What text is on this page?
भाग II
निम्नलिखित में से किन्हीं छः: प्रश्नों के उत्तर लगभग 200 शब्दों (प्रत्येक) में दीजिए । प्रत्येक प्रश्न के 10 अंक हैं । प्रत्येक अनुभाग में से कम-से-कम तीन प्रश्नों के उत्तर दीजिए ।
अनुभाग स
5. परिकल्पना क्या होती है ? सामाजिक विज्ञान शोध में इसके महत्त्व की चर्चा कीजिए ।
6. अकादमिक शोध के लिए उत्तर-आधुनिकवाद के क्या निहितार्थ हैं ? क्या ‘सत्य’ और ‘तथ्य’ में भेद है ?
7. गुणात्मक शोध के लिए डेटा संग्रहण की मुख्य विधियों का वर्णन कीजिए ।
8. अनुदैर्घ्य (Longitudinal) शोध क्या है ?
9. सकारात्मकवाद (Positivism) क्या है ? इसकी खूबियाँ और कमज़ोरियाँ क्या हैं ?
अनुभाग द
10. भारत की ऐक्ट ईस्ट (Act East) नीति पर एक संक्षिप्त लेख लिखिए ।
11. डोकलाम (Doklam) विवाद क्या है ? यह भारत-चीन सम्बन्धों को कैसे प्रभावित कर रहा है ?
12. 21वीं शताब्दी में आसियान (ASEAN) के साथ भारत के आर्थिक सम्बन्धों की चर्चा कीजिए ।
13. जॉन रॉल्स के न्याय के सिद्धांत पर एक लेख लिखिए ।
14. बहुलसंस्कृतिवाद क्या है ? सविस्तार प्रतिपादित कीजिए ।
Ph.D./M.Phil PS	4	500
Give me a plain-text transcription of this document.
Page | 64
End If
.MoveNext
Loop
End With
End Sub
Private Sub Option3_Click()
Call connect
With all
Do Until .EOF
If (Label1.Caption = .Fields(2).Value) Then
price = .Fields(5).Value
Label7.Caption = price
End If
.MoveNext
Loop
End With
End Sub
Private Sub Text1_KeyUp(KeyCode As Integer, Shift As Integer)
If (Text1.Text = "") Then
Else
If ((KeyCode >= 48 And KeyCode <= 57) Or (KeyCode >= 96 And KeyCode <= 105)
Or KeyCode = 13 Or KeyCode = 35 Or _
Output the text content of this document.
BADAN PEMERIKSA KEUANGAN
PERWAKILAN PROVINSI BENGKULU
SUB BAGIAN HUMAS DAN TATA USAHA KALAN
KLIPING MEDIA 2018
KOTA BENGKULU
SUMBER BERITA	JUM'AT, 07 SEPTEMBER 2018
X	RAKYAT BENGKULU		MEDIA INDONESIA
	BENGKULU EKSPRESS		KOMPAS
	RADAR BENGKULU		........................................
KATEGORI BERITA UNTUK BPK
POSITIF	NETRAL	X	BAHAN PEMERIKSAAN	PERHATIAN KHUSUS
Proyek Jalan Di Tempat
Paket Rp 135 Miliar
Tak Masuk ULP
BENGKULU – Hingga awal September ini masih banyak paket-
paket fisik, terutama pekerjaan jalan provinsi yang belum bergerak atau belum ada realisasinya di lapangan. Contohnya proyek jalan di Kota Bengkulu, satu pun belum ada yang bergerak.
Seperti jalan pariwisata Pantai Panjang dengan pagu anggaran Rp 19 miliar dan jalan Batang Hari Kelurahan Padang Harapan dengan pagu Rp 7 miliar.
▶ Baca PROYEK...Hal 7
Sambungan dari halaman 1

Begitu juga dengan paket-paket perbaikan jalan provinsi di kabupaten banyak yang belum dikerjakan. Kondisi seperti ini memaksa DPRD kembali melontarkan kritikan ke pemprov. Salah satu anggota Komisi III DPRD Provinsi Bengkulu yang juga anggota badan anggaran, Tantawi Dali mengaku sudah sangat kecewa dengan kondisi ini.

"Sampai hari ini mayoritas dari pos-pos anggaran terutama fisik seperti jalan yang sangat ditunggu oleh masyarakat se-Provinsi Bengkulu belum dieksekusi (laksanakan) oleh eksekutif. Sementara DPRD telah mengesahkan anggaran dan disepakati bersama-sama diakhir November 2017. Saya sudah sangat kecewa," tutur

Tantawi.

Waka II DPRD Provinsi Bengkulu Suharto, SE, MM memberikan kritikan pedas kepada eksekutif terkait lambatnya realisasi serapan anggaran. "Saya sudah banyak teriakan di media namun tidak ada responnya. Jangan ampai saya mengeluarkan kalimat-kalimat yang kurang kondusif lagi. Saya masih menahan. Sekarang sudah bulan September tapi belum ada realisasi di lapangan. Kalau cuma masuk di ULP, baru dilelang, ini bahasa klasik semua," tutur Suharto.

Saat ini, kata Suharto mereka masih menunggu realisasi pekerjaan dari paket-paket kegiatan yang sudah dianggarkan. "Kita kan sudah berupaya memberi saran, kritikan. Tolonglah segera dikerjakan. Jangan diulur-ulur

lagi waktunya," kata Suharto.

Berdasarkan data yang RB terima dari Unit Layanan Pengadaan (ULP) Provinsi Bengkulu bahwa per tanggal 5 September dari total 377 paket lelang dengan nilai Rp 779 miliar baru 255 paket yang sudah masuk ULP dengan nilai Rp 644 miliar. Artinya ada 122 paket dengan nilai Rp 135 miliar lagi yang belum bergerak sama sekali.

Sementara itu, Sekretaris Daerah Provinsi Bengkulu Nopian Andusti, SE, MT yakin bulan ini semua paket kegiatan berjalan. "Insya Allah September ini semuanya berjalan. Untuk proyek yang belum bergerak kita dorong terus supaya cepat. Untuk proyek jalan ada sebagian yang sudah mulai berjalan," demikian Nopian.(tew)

[Given problem]
Scan the listing above. Collect all lines with the word "Private".

[Written answer]
Private Sub Option3_Click()
Private Sub Text1_KeyUp(KeyCode As Integer, Shift As Integer)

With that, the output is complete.